--- MATERIAL FOR THIS TASK Enclosed Below ---

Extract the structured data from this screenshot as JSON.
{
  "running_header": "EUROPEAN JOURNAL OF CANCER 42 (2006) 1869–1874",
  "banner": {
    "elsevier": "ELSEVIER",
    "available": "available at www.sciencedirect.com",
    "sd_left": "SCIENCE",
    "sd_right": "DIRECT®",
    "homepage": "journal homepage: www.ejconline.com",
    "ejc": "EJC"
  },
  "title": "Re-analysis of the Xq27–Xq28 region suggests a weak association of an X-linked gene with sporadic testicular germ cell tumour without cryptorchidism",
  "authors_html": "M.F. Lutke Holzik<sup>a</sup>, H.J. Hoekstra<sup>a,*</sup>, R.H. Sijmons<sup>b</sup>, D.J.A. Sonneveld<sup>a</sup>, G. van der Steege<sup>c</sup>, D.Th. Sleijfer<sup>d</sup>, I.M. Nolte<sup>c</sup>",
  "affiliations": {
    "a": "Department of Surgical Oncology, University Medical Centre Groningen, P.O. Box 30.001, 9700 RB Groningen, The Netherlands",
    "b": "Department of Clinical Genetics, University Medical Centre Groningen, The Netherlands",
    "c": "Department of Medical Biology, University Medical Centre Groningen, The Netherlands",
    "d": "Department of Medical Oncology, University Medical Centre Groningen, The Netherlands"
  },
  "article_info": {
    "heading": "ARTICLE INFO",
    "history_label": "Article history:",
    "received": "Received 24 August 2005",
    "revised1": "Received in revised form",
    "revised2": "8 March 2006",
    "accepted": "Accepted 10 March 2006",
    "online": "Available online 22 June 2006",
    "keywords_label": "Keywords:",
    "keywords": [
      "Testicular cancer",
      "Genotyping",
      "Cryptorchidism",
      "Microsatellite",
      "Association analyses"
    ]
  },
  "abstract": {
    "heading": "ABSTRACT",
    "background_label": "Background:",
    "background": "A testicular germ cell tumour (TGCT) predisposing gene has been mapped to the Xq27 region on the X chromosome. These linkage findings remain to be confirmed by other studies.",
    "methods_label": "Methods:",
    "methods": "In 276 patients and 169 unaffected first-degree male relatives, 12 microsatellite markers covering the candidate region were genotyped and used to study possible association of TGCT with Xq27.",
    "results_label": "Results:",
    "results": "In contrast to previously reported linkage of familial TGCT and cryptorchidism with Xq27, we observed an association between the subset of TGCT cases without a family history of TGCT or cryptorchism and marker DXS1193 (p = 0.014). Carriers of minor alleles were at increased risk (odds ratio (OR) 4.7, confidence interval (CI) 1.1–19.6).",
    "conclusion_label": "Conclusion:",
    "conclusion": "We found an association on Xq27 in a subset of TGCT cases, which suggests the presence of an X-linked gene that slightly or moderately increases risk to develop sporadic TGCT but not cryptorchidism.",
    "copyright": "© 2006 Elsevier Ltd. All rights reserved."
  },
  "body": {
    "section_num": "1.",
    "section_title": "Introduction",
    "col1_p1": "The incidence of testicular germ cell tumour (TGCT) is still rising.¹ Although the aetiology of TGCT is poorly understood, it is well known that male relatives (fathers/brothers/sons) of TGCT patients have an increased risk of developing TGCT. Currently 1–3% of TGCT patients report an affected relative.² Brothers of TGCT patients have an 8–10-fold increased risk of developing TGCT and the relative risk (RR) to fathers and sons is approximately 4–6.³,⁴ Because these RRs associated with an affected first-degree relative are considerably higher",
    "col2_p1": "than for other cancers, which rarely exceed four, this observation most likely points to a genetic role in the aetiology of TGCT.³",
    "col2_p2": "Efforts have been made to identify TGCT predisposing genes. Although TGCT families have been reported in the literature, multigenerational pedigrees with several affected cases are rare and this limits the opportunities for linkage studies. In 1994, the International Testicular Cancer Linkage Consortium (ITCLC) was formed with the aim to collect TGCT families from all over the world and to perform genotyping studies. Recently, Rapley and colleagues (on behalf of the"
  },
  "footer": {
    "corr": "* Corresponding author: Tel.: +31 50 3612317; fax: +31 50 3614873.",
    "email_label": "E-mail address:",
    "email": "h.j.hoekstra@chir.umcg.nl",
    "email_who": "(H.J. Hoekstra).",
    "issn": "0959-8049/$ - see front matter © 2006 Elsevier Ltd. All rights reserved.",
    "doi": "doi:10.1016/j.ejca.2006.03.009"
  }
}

--- End of Enclosed MATERIAL FOR THIS TASK ---

-- TASK --
Search the data above for "Centre" and copy every line where it turns up.

-- ANSWER FOR THE TASK --
    "a": "Department of Surgical Oncology, University Medical Centre Groningen, P.O. Box 30.001, 9700 RB Groningen, The Netherlands",
    "b": "Department of Clinical Genetics, University Medical Centre Groningen, The Netherlands",
    "c": "Department of Medical Biology, University Medical Centre Groningen, The Netherlands",
    "d": "Department of Medical Oncology, University Medical Centre Groningen, The Netherlands"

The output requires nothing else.